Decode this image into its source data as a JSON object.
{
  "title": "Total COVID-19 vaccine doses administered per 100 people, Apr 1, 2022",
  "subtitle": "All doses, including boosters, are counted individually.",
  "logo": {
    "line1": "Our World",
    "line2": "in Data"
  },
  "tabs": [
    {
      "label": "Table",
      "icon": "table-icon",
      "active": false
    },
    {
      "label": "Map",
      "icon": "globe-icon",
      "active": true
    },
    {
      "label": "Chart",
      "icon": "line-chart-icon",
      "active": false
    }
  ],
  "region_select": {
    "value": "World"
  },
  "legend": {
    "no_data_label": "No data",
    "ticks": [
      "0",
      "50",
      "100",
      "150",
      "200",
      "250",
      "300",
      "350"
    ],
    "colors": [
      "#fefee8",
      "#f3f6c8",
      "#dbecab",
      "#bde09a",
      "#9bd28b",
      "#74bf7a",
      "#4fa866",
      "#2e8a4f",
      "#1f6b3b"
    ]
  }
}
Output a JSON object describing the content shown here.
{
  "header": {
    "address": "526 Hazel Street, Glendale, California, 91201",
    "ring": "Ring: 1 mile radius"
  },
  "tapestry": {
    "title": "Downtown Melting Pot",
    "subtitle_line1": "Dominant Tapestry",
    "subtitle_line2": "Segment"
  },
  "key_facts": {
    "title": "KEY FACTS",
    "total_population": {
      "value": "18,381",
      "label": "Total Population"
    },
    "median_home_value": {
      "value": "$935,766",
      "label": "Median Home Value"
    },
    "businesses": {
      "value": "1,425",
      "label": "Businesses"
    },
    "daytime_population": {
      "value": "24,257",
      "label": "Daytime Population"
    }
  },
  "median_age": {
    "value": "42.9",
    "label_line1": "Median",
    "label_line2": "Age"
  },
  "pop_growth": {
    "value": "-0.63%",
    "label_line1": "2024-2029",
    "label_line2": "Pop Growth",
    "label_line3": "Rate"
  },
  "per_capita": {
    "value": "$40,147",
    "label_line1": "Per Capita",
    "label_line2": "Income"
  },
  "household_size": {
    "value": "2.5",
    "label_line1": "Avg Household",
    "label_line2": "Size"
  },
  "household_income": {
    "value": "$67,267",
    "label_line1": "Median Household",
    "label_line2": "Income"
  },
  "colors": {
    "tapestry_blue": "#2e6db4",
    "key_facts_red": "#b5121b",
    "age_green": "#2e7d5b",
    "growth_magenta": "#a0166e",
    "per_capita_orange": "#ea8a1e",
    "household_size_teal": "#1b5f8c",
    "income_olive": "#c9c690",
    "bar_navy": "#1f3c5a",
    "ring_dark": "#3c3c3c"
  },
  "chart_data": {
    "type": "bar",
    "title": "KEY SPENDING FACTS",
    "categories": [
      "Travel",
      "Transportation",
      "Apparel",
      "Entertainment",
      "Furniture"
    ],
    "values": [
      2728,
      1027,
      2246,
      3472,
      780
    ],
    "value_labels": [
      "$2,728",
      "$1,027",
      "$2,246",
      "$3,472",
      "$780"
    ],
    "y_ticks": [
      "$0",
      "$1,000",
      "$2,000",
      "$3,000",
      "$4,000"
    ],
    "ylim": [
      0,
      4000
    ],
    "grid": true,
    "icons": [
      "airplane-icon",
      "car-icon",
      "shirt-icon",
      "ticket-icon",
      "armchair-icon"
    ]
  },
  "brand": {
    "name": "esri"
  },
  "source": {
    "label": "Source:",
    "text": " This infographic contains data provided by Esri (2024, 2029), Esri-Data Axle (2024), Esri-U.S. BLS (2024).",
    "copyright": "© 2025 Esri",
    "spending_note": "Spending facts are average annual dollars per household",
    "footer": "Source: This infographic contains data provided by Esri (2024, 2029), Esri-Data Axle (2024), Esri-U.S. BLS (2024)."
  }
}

· · · ·

EXERCISE DIRECTIONS
Transcribe all entries exactly as they are given.

OUTPUT OF THE EXERCISE
Decode this image into its source data as a JSON object.
{
  "title": "Total COVID-19 vaccine doses administered per 100 people, Apr 1, 2022",
  "subtitle": "All doses, including boosters, are counted individually.",
  "logo": {
    "line1": "Our World",
    "line2": "in Data"
  },
  "tabs": [
    {
      "label": "Table",
      "icon": "table-icon",
      "active": false
    },
    {
      "label": "Map",
      "icon": "globe-icon",
      "active": true
    },
    {
      "label": "Chart",
      "icon": "line-chart-icon",
      "active": false
    }
  ],
  "region_select": {
    "value": "World"
  },
  "legend": {
    "no_data_label": "No data",
    "ticks": [
      "0",
      "50",
      "100",
      "150",
      "200",
      "250",
      "300",
      "350"
    ],
    "colors": [
      "#fefee8",
      "#f3f6c8",
      "#dbecab",
      "#bde09a",
      "#9bd28b",
      "#74bf7a",
      "#4fa866",
      "#2e8a4f",
      "#1f6b3b"
    ]
  }
}
Output a JSON object describing the content shown here.
{
  "header": {
    "address": "526 Hazel Street, Glendale, California, 91201",
    "ring": "Ring: 1 mile radius"
  },
  "tapestry": {
    "title": "Downtown Melting Pot",
    "subtitle_line1": "Dominant Tapestry",
    "subtitle_line2": "Segment"
  },
  "key_facts": {
    "title": "KEY FACTS",
    "total_population": {
      "value": "18,381",
      "label": "Total Population"
    },
    "median_home_value": {
      "value": "$935,766",
      "label": "Median Home Value"
    },
    "businesses": {
      "value": "1,425",
      "label": "Businesses"
    },
    "daytime_population": {
      "value": "24,257",
      "label": "Daytime Population"
    }
  },
  "median_age": {
    "value": "42.9",
    "label_line1": "Median",
    "label_line2": "Age"
  },
  "pop_growth": {
    "value": "-0.63%",
    "label_line1": "2024-2029",
    "label_line2": "Pop Growth",
    "label_line3": "Rate"
  },
  "per_capita": {
    "value": "$40,147",
    "label_line1": "Per Capita",
    "label_line2": "Income"
  },
  "household_size": {
    "value": "2.5",
    "label_line1": "Avg Household",
    "label_line2": "Size"
  },
  "household_income": {
    "value": "$67,267",
    "label_line1": "Median Household",
    "label_line2": "Income"
  },
  "colors": {
    "tapestry_blue": "#2e6db4",
    "key_facts_red": "#b5121b",
    "age_green": "#2e7d5b",
    "growth_magenta": "#a0166e",
    "per_capita_orange": "#ea8a1e",
    "household_size_teal": "#1b5f8c",
    "income_olive": "#c9c690",
    "bar_navy": "#1f3c5a",
    "ring_dark": "#3c3c3c"
  },
  "chart_data": {
    "type": "bar",
    "title": "KEY SPENDING FACTS",
    "categories": [
      "Travel",
      "Transportation",
      "Apparel",
      "Entertainment",
      "Furniture"
    ],
    "values": [
      2728,
      1027,
      2246,
      3472,
      780
    ],
    "value_labels": [
      "$2,728",
      "$1,027",
      "$2,246",
      "$3,472",
      "$780"
    ],
    "y_ticks": [
      "$0",
      "$1,000",
      "$2,000",
      "$3,000",
      "$4,000"
    ],
    "ylim": [
      0,
      4000
    ],
    "grid": true,
    "icons": [
      "airplane-icon",
      "car-icon",
      "shirt-icon",
      "ticket-icon",
      "armchair-icon"
    ]
  },
  "brand": {
    "name": "esri"
  },
  "source": {
    "label": "Source:",
    "text": " This infographic contains data provided by Esri (2024, 2029), Esri-Data Axle (2024), Esri-U.S. BLS (2024).",
    "copyright": "© 2025 Esri",
    "spending_note": "Spending facts are average annual dollars per household",
    "footer": "Source: This infographic contains data provided by Esri (2024, 2029), Esri-Data Axle (2024), Esri-U.S. BLS (2024)."
  }
}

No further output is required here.